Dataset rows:
■ ■ ■ ■
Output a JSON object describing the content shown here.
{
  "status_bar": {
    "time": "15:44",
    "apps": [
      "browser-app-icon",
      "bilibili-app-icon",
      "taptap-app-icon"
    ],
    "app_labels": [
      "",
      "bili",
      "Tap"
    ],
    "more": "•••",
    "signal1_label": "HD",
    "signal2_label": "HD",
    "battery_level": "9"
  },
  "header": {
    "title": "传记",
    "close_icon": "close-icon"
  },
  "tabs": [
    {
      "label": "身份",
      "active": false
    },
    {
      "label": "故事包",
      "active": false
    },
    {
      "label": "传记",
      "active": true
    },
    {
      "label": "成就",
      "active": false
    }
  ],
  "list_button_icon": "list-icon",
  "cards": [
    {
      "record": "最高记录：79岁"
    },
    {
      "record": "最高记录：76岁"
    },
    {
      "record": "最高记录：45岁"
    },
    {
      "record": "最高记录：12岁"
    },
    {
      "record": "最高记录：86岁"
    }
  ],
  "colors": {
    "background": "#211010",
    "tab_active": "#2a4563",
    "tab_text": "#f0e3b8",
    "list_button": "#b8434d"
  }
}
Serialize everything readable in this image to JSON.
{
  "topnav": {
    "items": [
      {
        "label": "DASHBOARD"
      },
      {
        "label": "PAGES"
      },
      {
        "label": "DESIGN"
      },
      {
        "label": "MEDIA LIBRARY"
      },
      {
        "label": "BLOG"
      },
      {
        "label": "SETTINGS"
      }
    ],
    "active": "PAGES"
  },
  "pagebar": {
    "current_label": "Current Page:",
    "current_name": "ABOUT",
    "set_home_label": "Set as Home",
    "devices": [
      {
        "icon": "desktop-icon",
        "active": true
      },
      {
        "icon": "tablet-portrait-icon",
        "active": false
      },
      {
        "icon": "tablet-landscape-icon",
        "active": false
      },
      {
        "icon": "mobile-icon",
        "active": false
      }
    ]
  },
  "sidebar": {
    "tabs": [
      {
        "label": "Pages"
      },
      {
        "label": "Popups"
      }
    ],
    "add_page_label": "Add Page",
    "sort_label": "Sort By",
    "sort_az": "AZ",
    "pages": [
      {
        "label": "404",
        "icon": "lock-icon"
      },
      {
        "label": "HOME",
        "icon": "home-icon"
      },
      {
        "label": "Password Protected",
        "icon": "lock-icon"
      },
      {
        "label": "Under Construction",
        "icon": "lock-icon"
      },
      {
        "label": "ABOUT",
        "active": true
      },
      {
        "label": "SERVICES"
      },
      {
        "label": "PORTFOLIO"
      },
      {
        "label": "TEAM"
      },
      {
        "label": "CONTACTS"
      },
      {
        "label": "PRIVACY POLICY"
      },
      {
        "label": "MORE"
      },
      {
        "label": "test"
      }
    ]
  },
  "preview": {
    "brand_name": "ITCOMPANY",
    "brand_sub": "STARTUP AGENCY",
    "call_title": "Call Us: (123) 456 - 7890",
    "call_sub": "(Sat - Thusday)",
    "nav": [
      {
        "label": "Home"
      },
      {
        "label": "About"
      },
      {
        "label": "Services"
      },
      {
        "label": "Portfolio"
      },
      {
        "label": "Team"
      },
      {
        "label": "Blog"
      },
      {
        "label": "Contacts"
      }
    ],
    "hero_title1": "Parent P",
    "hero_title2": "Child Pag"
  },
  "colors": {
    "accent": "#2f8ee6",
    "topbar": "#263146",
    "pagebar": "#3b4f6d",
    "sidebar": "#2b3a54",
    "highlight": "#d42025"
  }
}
■ ■ ■ ■
#### [TASK DESCRIPTION]
Report the number of lines containing the string "record" and add nothing to it.

#### [ANSWER FOR THE TASK]
5